**What needs to be done**
Set out the items, from their first line through the line containing "327, 263, 383]", as a JSON list of strings with one string per line, omitting blank lines.

Begin

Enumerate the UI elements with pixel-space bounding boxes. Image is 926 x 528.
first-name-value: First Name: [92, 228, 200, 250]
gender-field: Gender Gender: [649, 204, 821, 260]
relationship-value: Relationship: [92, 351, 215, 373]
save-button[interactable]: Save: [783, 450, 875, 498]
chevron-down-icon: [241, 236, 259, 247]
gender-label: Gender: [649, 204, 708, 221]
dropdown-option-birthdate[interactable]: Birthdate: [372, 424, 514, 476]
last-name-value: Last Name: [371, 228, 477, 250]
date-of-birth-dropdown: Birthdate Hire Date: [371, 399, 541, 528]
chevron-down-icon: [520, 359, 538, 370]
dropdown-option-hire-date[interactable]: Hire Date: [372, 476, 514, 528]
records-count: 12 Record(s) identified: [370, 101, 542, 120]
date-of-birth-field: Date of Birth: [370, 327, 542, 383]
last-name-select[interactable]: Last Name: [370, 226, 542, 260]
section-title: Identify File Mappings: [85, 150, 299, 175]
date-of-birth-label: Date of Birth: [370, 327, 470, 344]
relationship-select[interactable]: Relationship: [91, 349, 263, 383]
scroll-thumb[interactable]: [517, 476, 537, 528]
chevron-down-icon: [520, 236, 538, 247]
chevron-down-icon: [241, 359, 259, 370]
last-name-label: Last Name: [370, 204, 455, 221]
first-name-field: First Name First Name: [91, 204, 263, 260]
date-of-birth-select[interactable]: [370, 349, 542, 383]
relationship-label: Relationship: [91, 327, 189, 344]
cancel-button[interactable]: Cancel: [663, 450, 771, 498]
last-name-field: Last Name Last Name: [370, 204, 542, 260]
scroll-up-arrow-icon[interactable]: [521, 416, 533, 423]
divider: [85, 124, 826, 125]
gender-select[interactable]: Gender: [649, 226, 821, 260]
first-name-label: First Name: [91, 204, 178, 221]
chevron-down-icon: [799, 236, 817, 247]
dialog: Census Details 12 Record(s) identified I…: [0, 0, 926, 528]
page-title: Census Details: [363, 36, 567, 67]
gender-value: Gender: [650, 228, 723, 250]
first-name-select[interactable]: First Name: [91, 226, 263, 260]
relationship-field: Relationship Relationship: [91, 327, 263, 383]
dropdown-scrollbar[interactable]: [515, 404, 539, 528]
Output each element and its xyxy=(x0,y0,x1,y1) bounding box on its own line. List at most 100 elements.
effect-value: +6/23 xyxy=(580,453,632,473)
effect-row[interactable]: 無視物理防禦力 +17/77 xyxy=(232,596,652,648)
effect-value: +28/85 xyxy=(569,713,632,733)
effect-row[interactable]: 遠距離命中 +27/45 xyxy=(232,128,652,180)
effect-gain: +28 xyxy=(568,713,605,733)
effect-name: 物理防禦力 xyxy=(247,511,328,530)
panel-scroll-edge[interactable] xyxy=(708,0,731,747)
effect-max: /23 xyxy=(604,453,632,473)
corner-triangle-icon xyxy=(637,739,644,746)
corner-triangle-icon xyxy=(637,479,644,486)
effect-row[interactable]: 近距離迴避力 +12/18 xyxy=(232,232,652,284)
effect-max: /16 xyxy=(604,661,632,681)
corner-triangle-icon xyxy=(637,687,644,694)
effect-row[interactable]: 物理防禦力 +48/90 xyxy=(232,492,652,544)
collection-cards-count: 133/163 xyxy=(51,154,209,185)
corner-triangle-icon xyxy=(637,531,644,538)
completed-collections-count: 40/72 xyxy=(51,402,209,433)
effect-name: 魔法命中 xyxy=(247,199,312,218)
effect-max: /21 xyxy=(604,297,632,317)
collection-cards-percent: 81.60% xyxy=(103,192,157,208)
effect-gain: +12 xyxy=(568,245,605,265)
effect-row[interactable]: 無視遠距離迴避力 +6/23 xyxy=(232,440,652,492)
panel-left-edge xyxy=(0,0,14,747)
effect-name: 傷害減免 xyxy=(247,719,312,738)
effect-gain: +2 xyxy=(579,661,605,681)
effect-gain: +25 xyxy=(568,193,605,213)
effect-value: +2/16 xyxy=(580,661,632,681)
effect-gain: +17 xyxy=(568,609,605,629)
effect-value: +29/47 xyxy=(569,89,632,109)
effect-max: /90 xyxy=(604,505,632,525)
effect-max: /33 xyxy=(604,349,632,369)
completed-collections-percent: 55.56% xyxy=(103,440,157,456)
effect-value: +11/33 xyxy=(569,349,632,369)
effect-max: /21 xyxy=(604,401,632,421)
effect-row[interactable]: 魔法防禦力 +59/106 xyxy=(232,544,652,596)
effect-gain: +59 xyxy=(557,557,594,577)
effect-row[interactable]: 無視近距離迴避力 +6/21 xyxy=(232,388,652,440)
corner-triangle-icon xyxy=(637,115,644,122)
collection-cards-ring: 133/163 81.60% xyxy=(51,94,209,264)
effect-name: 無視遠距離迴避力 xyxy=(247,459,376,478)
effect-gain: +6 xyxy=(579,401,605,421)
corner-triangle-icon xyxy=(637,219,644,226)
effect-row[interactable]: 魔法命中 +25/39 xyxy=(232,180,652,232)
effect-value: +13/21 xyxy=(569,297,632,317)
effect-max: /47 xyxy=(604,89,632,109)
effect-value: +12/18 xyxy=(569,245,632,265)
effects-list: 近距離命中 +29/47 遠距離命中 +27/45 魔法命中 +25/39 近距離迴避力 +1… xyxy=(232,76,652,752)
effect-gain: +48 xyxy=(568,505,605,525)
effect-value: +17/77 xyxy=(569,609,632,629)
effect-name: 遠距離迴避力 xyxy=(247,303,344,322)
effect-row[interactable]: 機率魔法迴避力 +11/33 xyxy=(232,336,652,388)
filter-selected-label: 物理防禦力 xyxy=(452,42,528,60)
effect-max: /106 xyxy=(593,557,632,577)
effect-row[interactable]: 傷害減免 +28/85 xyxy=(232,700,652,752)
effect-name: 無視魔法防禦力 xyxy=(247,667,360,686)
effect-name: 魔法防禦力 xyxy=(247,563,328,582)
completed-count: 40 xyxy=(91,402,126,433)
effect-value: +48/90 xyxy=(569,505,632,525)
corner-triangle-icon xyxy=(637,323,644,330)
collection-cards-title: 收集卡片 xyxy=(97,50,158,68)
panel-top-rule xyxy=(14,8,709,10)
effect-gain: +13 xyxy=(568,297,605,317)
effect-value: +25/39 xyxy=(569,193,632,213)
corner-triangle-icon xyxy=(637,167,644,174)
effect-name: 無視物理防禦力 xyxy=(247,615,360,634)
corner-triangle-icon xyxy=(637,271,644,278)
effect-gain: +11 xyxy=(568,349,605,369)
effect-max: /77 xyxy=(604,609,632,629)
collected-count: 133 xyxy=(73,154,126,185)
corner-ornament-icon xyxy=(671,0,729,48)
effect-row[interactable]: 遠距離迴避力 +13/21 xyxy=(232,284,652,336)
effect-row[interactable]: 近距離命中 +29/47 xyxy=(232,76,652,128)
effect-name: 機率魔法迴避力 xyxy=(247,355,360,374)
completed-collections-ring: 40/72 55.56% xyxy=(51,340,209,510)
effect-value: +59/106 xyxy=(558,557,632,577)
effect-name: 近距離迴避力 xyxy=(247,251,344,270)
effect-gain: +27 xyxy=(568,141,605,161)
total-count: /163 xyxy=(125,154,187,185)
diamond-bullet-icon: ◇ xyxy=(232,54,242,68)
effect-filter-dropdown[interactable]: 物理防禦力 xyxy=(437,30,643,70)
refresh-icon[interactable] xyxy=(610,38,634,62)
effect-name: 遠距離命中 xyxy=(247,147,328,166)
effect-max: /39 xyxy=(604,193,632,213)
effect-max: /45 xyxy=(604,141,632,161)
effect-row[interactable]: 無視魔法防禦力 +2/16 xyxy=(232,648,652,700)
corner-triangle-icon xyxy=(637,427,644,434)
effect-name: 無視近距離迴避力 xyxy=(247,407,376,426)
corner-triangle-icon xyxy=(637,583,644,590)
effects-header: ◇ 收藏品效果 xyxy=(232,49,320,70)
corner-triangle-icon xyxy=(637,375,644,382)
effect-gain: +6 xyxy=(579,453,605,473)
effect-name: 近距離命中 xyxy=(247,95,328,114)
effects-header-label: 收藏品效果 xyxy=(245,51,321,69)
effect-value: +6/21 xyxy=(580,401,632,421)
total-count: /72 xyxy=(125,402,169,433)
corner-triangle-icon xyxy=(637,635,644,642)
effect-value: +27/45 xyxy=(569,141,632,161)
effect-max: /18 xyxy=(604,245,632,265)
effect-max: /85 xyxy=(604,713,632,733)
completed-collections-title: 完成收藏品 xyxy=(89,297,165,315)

End

**The answer**
[
  "Enumerate the UI elements with pixel-space bounding boxes. Image is 926 x 528.",
  "first-name-value: First Name: [92, 228, 200, 250]",
  "gender-field: Gender Gender: [649, 204, 821, 260]",
  "relationship-value: Relationship: [92, 351, 215, 373]",
  "save-button[interactable]: Save: [783, 450, 875, 498]",
  "chevron-down-icon: [241, 236, 259, 247]",
  "gender-label: Gender: [649, 204, 708, 221]",
  "dropdown-option-birthdate[interactable]: Birthdate: [372, 424, 514, 476]",
  "last-name-value: Last Name: [371, 228, 477, 250]",
  "date-of-birth-dropdown: Birthdate Hire Date: [371, 399, 541, 528]",
  "chevron-down-icon: [520, 359, 538, 370]",
  "dropdown-option-hire-date[interactable]: Hire Date: [372, 476, 514, 528]",
  "records-count: 12 Record(s) identified: [370, 101, 542, 120]",
  "date-of-birth-field: Date of Birth: [370, 327, 542, 383]",
  "last-name-select[interactable]: Last Name: [370, 226, 542, 260]",
  "section-title: Identify File Mappings: [85, 150, 299, 175]",
  "date-of-birth-label: Date of Birth: [370, 327, 470, 344]",
  "relationship-select[interactable]: Relationship: [91, 349, 263, 383]",
  "scroll-thumb[interactable]: [517, 476, 537, 528]",
  "chevron-down-icon: [520, 236, 538, 247]",
  "chevron-down-icon: [241, 359, 259, 370]",
  "last-name-label: Last Name: [370, 204, 455, 221]",
  "first-name-field: First Name First Name: [91, 204, 263, 260]",
  "date-of-birth-select[interactable]: [370, 349, 542, 383]",
  "relationship-label: Relationship: [91, 327, 189, 344]",
  "cancel-button[interactable]: Cancel: [663, 450, 771, 498]",
  "last-name-field: Last Name Last Name: [370, 204, 542, 260]",
  "scroll-up-arrow-icon[interactable]: [521, 416, 533, 423]",
  "divider: [85, 124, 826, 125]",
  "gender-select[interactable]: Gender: [649, 226, 821, 260]",
  "first-name-label: First Name: [91, 204, 178, 221]",
  "chevron-down-icon: [799, 236, 817, 247]",
  "dialog: Census Details 12 Record(s) identified I…: [0, 0, 926, 528]",
  "page-title: Census Details: [363, 36, 567, 67]",
  "gender-value: Gender: [650, 228, 723, 250]",
  "first-name-select[interactable]: First Name: [91, 226, 263, 260]",
  "relationship-field: Relationship Relationship: [91, 327, 263, 383]"
]